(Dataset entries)

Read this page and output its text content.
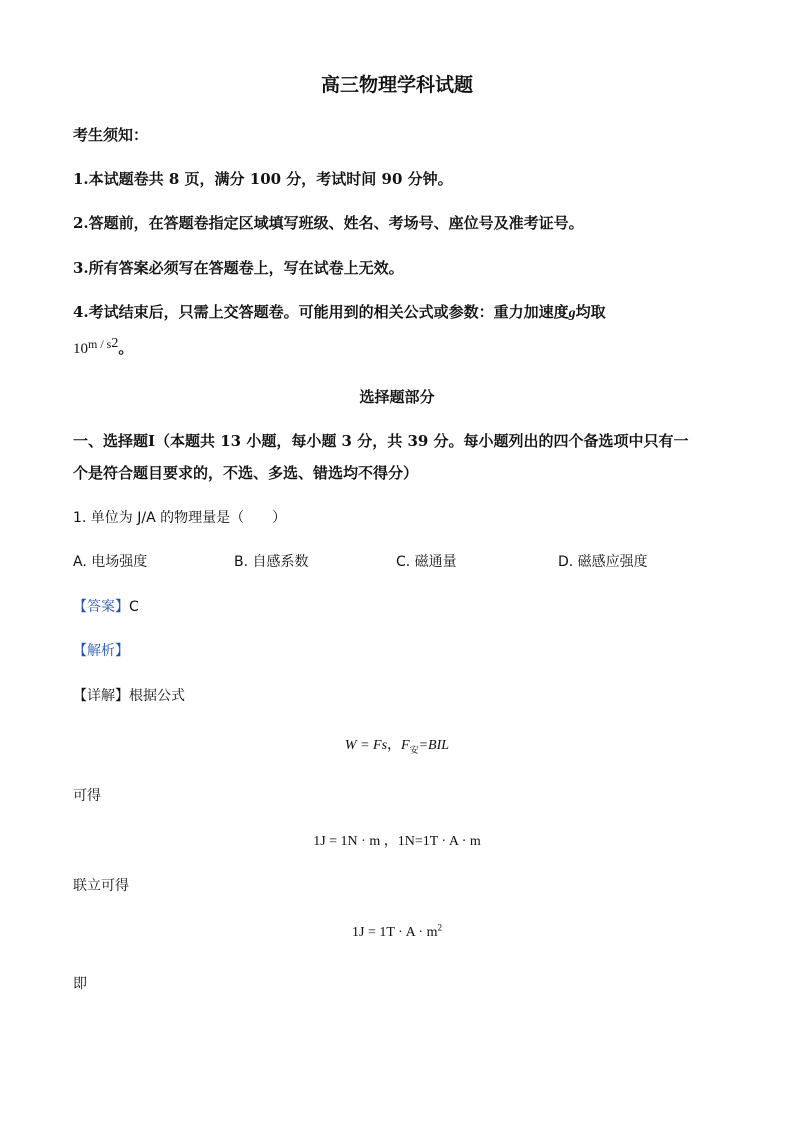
高三物理学科试题
考生须知：
1.本试题卷共 8 页，满分 100 分，考试时间 90 分钟。
2.答题前，在答题卷指定区域填写班级、姓名、考场号、座位号及准考证号。
3.所有答案必须写在答题卷上，写在试卷上无效。
4.考试结束后，只需上交答题卷。可能用到的相关公式或参数：重力加速度g均取
$10^{m / s2}$。
选择题部分
一、选择题Ⅰ（本题共 13 小题，每小题 3 分，共 39 分。每小题列出的四个备选项中只有一
个是符合题目要求的，不选、多选、错选均不得分）
1. 单位为 J/A 的物理量是（　　）
A. 电场强度	B. 自感系数	C. 磁通量	D. 磁感应强度
【答案】C
【解析】
【详解】根据公式
W = Fs，$F_安=BIL$
可得
1J = 1N · m ，1N=1T · A · m
联立可得
$1J = 1T \cdot A \cdot m^2$
即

• **SET TASK**
A faithful copy of the records above is needed, with the pictures left out.

• **OUTPUT OF THE EXERCISE**
Read this page and output its text content.
高三物理学科试题
考生须知：
1.本试题卷共 8 页，满分 100 分，考试时间 90 分钟。
2.答题前，在答题卷指定区域填写班级、姓名、考场号、座位号及准考证号。
3.所有答案必须写在答题卷上，写在试卷上无效。
4.考试结束后，只需上交答题卷。可能用到的相关公式或参数：重力加速度g均取
$10^{m / s2}$。
选择题部分
一、选择题Ⅰ（本题共 13 小题，每小题 3 分，共 39 分。每小题列出的四个备选项中只有一
个是符合题目要求的，不选、多选、错选均不得分）
1. 单位为 J/A 的物理量是（　　）
A. 电场强度	B. 自感系数	C. 磁通量	D. 磁感应强度
【答案】C
【解析】
【详解】根据公式
W = Fs，$F_安=BIL$
可得
1J = 1N · m ，1N=1T · A · m
联立可得
$1J = 1T \cdot A \cdot m^2$
即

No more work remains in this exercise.